[Extracted records]
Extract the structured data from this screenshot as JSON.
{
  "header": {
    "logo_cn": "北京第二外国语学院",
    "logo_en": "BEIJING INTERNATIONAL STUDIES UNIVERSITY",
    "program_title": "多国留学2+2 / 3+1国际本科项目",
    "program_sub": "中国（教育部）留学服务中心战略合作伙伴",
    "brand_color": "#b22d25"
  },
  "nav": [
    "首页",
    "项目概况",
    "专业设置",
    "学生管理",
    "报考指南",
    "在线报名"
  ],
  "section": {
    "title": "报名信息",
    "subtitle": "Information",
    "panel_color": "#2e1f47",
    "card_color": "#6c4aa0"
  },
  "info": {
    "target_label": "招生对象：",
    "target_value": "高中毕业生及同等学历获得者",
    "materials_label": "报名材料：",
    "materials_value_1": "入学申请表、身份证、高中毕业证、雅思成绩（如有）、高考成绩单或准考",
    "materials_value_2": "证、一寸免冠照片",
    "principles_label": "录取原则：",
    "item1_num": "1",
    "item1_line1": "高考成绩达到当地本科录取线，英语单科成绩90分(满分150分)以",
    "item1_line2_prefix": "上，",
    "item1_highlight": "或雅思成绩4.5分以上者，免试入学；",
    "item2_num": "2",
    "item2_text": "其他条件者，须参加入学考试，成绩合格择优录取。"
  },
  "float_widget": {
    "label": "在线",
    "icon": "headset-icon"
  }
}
* * *
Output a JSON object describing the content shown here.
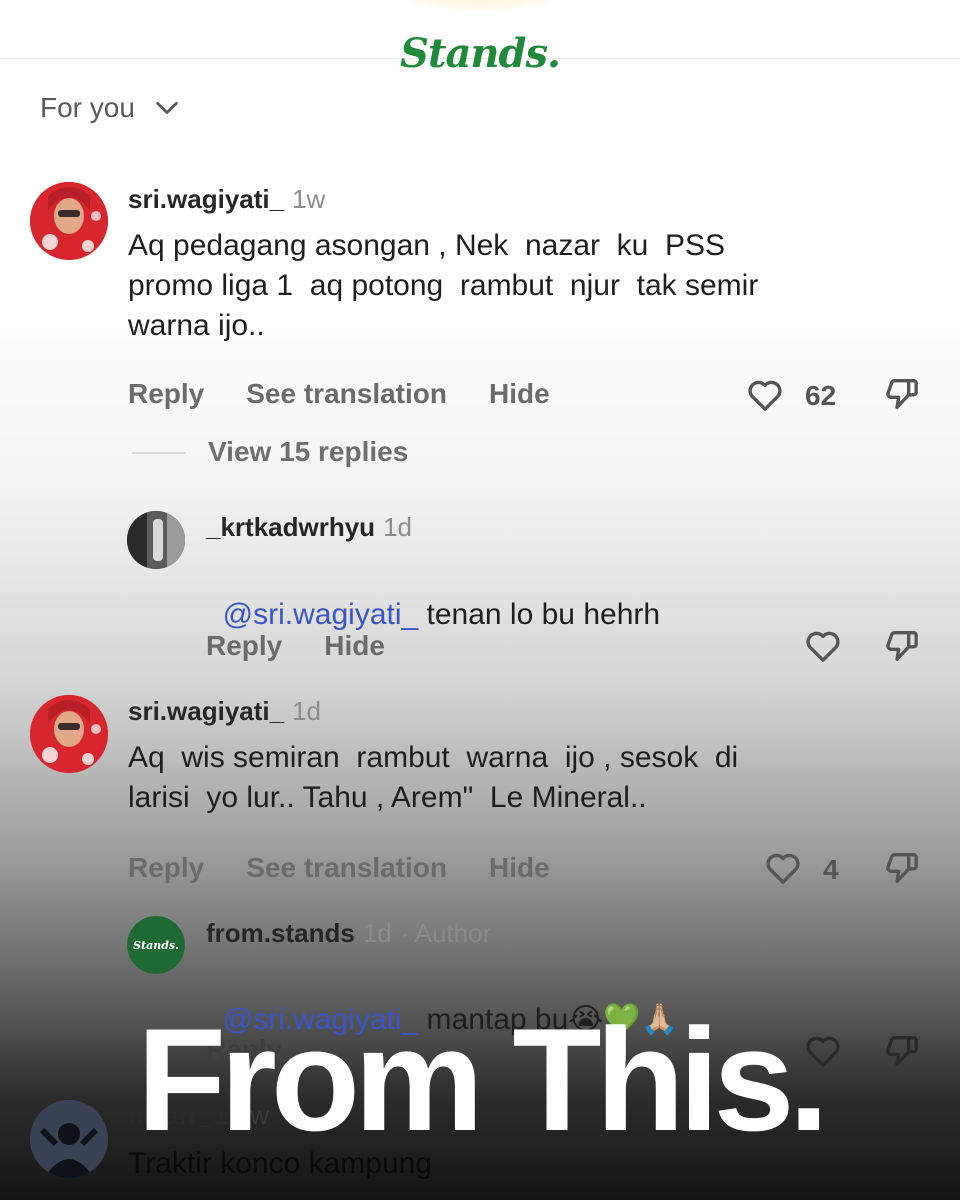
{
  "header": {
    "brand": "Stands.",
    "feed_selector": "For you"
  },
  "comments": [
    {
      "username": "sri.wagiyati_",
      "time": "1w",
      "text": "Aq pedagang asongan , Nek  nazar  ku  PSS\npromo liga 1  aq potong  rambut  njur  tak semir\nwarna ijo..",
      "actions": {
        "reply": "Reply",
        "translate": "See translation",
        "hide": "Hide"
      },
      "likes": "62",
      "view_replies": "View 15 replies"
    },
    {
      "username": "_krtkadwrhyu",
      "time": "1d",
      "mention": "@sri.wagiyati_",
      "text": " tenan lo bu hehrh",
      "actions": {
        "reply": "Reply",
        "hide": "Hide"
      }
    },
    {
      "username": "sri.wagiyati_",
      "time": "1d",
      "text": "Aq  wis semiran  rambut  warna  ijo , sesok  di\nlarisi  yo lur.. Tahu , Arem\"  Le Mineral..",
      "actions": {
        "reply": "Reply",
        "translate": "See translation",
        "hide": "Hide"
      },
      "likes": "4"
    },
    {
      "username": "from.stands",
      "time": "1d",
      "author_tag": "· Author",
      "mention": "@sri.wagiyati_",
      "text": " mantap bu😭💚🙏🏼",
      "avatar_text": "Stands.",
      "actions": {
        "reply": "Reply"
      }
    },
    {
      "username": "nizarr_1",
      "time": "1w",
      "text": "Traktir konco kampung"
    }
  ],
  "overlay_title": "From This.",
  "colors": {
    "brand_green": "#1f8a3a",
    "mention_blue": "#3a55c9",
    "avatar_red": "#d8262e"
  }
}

→ **Set exercise**:
Output nothing but the number of lines in the data containing the string "JSON".

→ **Task result**:
2